» **Material supplied**
------------
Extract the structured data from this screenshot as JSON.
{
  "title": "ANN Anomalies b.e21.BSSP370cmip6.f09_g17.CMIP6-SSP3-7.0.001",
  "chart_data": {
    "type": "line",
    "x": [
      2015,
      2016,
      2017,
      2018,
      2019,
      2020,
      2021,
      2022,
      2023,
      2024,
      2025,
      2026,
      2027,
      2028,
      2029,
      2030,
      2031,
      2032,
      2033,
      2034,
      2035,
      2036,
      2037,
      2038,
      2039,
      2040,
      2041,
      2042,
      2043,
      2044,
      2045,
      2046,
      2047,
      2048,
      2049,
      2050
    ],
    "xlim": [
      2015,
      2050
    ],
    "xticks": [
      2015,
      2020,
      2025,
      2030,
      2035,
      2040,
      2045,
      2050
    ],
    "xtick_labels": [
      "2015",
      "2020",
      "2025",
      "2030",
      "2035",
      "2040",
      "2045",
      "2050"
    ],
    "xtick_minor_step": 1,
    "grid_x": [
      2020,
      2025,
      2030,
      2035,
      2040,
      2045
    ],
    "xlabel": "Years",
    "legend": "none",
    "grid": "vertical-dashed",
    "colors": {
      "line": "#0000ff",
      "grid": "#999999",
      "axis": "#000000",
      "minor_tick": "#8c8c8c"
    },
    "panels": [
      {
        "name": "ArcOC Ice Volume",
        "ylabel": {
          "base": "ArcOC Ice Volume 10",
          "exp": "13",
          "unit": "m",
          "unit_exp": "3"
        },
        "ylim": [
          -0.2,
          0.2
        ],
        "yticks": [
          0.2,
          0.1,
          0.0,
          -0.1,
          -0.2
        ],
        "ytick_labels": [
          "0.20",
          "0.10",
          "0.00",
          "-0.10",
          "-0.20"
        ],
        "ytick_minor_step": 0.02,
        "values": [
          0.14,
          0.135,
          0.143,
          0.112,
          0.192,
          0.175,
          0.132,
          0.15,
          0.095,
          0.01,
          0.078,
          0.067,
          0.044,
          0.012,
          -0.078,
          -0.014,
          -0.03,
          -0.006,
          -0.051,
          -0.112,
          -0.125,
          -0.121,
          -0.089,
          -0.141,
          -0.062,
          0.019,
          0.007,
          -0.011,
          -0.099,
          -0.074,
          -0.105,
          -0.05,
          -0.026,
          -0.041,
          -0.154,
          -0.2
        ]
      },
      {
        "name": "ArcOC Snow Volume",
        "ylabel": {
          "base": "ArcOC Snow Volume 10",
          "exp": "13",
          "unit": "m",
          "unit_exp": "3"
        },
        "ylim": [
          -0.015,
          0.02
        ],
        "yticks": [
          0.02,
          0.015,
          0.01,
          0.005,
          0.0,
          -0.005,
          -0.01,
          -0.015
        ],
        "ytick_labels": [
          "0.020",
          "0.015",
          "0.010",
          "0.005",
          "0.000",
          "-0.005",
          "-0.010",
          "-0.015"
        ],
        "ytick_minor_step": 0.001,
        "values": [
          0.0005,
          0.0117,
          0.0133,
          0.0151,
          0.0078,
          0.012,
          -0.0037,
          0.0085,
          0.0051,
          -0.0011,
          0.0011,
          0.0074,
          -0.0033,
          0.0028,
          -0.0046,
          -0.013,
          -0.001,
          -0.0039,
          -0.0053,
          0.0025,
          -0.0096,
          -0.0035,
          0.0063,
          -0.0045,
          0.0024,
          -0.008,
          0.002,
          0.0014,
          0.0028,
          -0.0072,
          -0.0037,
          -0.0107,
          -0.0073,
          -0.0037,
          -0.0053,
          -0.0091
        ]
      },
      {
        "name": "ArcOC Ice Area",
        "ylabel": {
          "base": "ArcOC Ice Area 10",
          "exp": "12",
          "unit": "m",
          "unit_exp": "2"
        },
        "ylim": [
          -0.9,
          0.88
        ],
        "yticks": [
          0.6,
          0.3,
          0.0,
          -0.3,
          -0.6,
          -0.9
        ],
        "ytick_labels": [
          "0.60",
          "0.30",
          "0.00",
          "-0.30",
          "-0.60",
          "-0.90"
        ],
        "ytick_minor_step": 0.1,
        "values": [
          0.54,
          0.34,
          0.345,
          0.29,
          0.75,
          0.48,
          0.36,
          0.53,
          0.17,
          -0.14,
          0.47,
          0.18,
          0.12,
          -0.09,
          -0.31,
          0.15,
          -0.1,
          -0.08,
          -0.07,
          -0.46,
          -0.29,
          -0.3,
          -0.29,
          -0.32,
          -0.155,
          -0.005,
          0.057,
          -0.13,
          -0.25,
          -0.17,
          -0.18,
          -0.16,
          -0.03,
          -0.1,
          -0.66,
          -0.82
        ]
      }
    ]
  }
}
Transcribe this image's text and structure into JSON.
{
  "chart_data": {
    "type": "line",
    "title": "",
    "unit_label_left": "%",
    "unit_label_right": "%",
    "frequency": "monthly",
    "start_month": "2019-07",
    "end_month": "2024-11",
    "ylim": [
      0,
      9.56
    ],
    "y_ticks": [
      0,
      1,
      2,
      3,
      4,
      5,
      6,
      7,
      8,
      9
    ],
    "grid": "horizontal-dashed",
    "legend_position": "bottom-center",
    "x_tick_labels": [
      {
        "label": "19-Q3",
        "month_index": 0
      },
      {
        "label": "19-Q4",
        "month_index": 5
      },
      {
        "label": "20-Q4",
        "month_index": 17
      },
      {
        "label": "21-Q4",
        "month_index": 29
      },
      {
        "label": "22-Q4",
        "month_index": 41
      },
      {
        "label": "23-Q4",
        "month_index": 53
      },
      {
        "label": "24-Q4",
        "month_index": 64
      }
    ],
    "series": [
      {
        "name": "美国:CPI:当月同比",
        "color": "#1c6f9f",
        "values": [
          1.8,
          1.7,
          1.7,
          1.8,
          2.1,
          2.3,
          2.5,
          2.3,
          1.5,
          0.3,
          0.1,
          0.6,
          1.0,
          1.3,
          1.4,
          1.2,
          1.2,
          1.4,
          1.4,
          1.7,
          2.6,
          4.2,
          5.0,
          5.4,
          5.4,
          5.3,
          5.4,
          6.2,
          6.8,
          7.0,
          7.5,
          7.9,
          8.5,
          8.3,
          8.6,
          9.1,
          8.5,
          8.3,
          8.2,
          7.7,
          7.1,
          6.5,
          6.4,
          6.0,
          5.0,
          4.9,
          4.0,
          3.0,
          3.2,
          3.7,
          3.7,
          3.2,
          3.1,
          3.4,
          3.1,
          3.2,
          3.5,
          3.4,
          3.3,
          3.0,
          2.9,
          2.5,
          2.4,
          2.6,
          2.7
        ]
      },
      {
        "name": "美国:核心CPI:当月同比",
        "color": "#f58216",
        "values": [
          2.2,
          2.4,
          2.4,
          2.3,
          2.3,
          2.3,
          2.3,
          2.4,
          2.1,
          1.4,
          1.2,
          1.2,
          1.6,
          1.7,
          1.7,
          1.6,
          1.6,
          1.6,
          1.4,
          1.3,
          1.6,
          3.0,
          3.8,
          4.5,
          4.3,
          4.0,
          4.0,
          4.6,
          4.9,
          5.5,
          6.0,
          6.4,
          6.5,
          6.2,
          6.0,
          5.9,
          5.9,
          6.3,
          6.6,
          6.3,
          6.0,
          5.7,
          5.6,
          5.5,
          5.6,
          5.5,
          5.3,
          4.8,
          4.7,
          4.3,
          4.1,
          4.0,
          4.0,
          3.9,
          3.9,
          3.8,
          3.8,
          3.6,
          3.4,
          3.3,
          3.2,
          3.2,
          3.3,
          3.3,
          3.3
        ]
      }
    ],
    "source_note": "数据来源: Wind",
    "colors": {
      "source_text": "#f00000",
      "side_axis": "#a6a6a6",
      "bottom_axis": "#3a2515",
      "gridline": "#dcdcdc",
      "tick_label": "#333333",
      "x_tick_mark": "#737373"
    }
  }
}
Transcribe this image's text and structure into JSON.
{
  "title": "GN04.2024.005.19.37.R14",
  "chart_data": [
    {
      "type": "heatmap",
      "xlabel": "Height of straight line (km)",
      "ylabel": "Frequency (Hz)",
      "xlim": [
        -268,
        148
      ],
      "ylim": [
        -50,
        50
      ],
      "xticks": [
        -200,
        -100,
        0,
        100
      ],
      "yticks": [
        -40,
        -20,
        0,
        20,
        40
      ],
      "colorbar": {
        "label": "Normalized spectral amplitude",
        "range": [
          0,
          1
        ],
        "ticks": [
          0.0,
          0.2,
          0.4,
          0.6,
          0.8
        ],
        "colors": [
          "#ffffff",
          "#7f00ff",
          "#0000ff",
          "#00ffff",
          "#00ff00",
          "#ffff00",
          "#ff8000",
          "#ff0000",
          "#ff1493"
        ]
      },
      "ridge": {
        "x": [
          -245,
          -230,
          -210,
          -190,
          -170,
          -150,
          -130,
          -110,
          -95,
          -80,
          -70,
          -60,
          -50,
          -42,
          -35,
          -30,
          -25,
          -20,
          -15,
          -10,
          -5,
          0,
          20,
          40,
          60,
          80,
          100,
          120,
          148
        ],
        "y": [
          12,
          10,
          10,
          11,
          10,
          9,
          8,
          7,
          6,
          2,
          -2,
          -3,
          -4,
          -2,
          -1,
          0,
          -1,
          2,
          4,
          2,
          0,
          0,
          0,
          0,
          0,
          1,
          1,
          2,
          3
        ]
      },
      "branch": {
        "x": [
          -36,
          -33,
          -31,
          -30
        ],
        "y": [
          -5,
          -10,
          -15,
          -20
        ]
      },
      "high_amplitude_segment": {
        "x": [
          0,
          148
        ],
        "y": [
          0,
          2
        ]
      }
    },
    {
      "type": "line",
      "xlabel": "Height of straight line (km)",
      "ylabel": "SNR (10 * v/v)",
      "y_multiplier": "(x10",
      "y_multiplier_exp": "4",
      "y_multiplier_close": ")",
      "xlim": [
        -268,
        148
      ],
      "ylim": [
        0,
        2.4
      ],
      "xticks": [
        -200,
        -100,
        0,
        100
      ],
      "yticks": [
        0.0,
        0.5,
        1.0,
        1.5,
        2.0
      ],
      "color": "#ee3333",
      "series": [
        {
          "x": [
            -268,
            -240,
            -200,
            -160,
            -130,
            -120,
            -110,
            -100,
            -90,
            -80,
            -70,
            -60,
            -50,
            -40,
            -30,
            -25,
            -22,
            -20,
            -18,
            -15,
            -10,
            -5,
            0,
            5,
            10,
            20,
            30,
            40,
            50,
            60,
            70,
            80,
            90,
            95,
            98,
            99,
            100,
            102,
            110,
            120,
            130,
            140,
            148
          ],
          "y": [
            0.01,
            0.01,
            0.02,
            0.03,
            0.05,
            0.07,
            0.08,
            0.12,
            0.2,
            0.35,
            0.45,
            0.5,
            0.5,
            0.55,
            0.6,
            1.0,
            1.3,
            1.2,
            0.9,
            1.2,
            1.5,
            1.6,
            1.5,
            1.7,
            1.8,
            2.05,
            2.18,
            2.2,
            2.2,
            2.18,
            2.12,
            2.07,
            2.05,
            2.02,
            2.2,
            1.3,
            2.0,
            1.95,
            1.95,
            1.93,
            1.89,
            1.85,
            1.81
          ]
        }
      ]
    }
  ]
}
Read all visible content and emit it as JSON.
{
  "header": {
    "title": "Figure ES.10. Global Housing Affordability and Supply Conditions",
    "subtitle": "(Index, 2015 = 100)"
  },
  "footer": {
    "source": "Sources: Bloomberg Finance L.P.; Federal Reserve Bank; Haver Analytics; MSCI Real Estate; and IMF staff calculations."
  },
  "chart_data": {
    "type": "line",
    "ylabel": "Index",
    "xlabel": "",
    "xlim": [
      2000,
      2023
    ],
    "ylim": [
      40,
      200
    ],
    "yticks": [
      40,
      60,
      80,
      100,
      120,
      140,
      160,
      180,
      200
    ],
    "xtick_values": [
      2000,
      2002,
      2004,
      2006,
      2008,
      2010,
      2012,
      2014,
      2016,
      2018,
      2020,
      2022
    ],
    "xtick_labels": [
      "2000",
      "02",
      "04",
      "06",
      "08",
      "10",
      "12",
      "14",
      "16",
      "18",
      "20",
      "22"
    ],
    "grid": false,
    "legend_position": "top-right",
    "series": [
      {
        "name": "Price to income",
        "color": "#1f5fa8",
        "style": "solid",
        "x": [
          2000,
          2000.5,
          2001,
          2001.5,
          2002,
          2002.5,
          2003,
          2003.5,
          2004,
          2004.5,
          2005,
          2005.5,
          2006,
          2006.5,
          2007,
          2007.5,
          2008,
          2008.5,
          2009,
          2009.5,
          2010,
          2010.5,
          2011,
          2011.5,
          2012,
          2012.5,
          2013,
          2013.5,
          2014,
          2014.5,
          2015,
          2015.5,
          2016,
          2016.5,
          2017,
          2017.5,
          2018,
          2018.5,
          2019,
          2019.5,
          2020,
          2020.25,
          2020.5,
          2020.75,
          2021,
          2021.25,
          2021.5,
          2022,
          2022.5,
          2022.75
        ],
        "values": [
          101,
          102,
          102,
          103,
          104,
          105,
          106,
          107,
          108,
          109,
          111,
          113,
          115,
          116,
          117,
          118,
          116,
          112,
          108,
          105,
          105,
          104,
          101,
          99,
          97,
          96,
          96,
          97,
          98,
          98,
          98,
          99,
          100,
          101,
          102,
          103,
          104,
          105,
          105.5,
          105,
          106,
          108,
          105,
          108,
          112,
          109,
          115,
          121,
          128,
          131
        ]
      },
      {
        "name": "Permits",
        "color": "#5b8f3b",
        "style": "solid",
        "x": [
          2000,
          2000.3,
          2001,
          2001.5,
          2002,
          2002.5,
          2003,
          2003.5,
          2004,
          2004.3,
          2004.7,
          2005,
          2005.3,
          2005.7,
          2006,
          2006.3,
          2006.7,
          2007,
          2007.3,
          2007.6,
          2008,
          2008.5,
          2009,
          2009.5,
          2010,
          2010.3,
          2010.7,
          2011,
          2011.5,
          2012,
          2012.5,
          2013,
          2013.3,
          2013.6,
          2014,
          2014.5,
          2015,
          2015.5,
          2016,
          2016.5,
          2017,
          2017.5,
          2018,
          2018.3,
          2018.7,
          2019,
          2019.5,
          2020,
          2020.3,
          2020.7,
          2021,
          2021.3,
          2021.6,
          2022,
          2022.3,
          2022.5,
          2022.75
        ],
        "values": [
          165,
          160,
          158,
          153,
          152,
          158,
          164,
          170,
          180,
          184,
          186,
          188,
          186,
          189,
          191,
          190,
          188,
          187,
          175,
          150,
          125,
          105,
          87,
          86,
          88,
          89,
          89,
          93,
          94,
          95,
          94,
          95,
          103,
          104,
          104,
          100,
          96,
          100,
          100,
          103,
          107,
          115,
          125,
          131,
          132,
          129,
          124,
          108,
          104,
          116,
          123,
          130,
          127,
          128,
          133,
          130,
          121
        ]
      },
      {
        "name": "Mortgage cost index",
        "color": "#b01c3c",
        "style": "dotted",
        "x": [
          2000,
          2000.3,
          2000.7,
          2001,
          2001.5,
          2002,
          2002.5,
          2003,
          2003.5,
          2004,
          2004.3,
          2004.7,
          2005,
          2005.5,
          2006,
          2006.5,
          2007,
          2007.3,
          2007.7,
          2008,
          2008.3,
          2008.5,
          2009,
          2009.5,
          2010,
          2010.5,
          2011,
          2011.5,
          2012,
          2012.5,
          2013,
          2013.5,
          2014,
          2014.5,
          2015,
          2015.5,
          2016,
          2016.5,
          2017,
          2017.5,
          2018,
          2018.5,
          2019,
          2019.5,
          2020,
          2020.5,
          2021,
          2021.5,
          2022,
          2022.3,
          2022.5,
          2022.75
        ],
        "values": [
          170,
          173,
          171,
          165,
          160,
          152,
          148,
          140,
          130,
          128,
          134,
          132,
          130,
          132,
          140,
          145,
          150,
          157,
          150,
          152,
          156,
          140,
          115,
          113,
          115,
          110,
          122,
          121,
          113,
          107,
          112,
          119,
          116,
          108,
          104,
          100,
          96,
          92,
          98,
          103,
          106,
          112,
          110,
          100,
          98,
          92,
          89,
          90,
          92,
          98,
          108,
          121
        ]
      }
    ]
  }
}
------------
» **What the exercise asks**
Determine how many of the lines above hold the word "name", and output that number by itself.

» **Task result**
8